* WRITTEN REQUEST:
Quote all lines below exactly. Images stay out.

---------- RECORDS FOR THE EXERCISE ----------

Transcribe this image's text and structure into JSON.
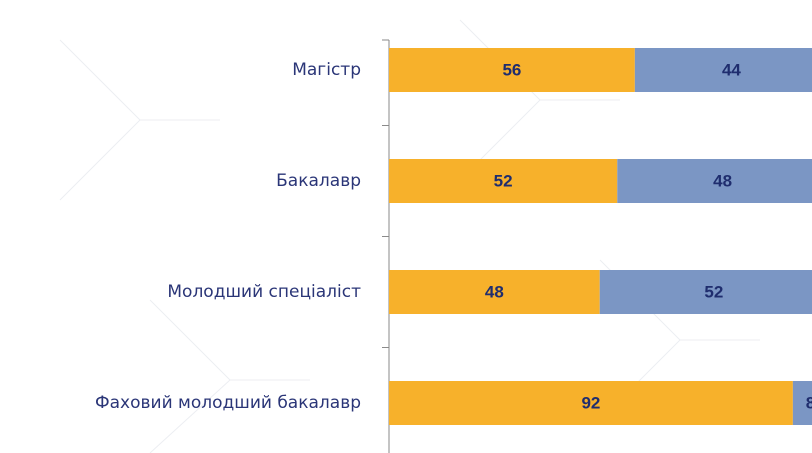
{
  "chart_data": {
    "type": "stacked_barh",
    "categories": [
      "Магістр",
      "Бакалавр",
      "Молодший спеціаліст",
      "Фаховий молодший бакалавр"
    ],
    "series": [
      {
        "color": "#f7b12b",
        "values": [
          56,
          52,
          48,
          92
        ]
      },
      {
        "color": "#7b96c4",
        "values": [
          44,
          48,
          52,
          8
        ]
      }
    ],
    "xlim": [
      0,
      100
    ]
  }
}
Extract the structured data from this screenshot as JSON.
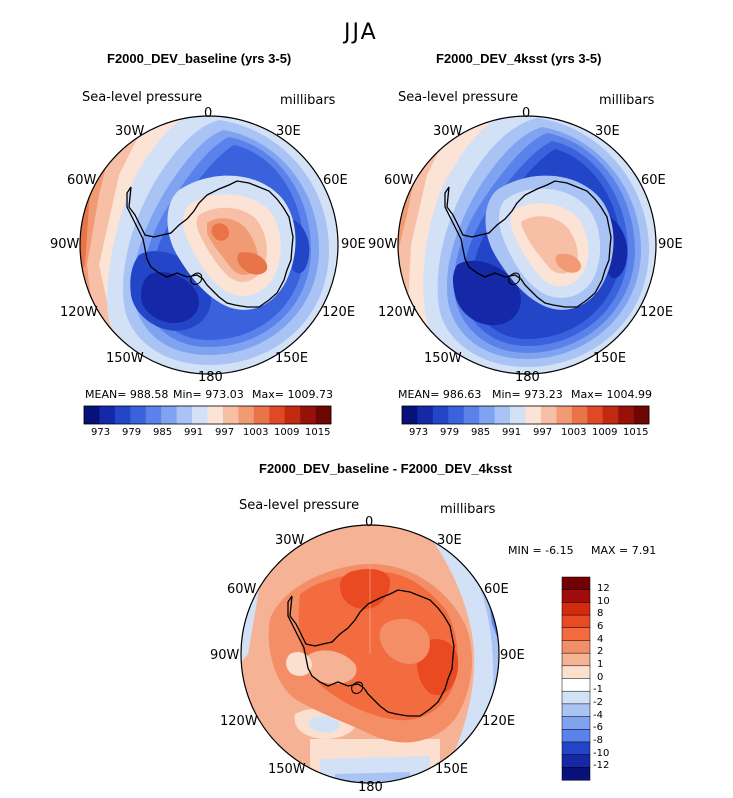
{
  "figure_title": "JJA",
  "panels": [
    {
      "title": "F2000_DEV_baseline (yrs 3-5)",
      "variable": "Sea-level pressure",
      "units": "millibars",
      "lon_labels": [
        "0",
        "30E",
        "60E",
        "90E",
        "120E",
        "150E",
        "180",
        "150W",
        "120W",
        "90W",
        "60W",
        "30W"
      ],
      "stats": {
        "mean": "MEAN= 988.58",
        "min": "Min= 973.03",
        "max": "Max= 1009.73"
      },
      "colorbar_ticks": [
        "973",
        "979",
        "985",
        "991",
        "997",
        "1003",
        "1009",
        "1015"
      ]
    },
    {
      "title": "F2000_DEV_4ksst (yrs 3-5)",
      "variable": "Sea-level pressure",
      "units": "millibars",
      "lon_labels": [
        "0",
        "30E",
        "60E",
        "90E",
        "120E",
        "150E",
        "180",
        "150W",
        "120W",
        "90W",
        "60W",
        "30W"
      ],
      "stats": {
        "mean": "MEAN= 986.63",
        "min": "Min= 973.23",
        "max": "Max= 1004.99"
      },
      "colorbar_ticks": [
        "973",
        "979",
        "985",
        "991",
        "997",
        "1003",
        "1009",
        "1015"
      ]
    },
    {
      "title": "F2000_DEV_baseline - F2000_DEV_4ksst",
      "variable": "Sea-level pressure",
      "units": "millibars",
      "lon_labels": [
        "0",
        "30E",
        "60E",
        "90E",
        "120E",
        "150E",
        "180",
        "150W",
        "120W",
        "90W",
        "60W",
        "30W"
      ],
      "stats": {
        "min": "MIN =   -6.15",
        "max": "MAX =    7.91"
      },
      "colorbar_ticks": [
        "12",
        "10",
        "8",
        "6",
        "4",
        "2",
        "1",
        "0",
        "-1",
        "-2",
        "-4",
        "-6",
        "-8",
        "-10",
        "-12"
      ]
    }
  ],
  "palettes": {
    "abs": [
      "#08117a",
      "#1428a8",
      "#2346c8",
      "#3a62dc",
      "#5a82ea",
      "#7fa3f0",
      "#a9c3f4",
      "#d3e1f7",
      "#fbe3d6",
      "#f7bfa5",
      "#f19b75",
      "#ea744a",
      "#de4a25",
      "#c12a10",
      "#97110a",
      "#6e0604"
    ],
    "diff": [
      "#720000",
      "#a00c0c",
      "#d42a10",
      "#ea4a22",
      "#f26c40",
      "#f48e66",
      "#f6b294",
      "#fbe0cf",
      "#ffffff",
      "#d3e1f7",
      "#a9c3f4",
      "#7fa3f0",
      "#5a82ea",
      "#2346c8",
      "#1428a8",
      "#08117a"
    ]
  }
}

----------

* RESULT OF THIS TASK:
Transcribe this image's text and structure into JSON.
{
  "chart_data": {
    "type": "stacked_barh",
    "categories": [
      "Магістр",
      "Бакалавр",
      "Молодший спеціаліст",
      "Фаховий молодший бакалавр"
    ],
    "series": [
      {
        "color": "#f7b12b",
        "values": [
          56,
          52,
          48,
          92
        ]
      },
      {
        "color": "#7b96c4",
        "values": [
          44,
          48,
          52,
          8
        ]
      }
    ],
    "xlim": [
      0,
      100
    ]
  }
}
Extract the structured data from this screenshot as JSON.
{
  "figure_title": "JJA",
  "panels": [
    {
      "title": "F2000_DEV_baseline (yrs 3-5)",
      "variable": "Sea-level pressure",
      "units": "millibars",
      "lon_labels": [
        "0",
        "30E",
        "60E",
        "90E",
        "120E",
        "150E",
        "180",
        "150W",
        "120W",
        "90W",
        "60W",
        "30W"
      ],
      "stats": {
        "mean": "MEAN= 988.58",
        "min": "Min= 973.03",
        "max": "Max= 1009.73"
      },
      "colorbar_ticks": [
        "973",
        "979",
        "985",
        "991",
        "997",
        "1003",
        "1009",
        "1015"
      ]
    },
    {
      "title": "F2000_DEV_4ksst (yrs 3-5)",
      "variable": "Sea-level pressure",
      "units": "millibars",
      "lon_labels": [
        "0",
        "30E",
        "60E",
        "90E",
        "120E",
        "150E",
        "180",
        "150W",
        "120W",
        "90W",
        "60W",
        "30W"
      ],
      "stats": {
        "mean": "MEAN= 986.63",
        "min": "Min= 973.23",
        "max": "Max= 1004.99"
      },
      "colorbar_ticks": [
        "973",
        "979",
        "985",
        "991",
        "997",
        "1003",
        "1009",
        "1015"
      ]
    },
    {
      "title": "F2000_DEV_baseline - F2000_DEV_4ksst",
      "variable": "Sea-level pressure",
      "units": "millibars",
      "lon_labels": [
        "0",
        "30E",
        "60E",
        "90E",
        "120E",
        "150E",
        "180",
        "150W",
        "120W",
        "90W",
        "60W",
        "30W"
      ],
      "stats": {
        "min": "MIN =   -6.15",
        "max": "MAX =    7.91"
      },
      "colorbar_ticks": [
        "12",
        "10",
        "8",
        "6",
        "4",
        "2",
        "1",
        "0",
        "-1",
        "-2",
        "-4",
        "-6",
        "-8",
        "-10",
        "-12"
      ]
    }
  ],
  "palettes": {
    "abs": [
      "#08117a",
      "#1428a8",
      "#2346c8",
      "#3a62dc",
      "#5a82ea",
      "#7fa3f0",
      "#a9c3f4",
      "#d3e1f7",
      "#fbe3d6",
      "#f7bfa5",
      "#f19b75",
      "#ea744a",
      "#de4a25",
      "#c12a10",
      "#97110a",
      "#6e0604"
    ],
    "diff": [
      "#720000",
      "#a00c0c",
      "#d42a10",
      "#ea4a22",
      "#f26c40",
      "#f48e66",
      "#f6b294",
      "#fbe0cf",
      "#ffffff",
      "#d3e1f7",
      "#a9c3f4",
      "#7fa3f0",
      "#5a82ea",
      "#2346c8",
      "#1428a8",
      "#08117a"
    ]
  }
}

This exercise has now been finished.